# [DO THIS]
Gather all lines from the material that contain "Temperature".

Figure record extracts

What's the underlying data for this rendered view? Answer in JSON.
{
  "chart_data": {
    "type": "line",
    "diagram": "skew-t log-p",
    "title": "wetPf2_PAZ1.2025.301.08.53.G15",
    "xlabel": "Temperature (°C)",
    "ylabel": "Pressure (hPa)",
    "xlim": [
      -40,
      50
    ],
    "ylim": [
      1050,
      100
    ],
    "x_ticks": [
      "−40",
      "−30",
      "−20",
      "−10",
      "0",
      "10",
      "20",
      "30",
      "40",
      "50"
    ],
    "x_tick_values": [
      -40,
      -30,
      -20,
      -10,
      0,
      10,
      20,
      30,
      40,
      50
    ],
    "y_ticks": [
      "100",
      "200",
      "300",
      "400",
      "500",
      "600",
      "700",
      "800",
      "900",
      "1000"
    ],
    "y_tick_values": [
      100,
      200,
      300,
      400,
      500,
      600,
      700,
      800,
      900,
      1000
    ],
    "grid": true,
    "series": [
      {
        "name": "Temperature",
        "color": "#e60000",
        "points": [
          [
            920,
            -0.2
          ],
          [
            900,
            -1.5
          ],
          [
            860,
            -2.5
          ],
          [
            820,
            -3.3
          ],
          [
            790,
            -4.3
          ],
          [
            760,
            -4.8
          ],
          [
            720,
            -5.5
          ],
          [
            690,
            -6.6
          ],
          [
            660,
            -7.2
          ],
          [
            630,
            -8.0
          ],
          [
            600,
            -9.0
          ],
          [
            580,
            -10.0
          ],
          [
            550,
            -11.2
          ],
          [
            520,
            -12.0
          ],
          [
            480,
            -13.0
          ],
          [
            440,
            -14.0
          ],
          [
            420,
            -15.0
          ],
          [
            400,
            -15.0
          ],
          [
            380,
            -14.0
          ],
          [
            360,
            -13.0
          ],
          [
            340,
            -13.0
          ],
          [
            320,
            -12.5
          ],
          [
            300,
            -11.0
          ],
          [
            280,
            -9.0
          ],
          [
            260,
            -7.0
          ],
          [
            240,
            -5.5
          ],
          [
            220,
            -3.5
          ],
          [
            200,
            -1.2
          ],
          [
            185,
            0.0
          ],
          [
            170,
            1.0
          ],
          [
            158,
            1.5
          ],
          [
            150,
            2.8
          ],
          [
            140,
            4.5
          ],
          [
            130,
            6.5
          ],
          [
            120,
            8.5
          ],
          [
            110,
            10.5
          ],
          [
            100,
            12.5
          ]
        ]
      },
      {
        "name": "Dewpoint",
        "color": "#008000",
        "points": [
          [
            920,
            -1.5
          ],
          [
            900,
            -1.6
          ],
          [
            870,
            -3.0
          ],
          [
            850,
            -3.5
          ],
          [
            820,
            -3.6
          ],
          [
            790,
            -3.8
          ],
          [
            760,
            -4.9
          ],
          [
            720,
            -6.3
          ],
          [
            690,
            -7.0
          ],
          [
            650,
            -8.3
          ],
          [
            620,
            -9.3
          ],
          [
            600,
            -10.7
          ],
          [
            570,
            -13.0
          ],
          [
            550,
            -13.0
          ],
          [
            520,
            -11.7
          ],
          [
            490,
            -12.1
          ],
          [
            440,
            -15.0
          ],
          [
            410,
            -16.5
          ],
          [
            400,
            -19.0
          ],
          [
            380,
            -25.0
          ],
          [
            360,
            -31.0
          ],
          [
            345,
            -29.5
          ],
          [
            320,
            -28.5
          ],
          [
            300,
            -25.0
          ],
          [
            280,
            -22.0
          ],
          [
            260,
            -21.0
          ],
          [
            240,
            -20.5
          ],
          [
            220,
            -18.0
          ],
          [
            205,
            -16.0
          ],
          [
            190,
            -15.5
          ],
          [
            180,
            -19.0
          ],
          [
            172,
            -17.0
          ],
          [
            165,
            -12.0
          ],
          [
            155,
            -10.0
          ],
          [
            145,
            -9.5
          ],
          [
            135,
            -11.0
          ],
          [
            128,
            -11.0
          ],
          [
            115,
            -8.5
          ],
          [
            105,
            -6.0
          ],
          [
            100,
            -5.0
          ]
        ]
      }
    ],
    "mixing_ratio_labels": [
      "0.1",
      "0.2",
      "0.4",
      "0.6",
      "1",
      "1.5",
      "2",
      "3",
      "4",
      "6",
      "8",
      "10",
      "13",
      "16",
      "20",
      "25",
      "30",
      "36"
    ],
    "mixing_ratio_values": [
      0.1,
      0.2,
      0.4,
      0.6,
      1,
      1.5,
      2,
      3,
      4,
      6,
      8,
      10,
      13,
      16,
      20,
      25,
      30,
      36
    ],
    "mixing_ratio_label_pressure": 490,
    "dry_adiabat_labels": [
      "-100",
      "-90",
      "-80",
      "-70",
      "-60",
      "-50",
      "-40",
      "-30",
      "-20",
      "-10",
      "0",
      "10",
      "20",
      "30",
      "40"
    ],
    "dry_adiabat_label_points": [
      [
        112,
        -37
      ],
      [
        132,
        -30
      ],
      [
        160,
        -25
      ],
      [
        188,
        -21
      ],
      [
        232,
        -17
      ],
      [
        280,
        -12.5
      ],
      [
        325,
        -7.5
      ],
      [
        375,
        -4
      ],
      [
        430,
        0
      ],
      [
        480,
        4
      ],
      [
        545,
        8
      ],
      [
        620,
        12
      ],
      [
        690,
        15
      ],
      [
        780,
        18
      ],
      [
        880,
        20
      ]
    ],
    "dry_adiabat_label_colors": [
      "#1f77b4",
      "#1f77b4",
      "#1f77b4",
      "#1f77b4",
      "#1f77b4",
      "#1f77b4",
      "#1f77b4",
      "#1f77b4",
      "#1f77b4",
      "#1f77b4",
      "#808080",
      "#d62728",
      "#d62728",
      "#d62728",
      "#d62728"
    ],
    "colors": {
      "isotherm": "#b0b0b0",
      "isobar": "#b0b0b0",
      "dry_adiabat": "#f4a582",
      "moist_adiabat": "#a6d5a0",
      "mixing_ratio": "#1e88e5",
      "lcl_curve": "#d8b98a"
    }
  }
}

# [THE RESPONSE]
    "xlabel": "Temperature (°C)",
        "name": "Temperature",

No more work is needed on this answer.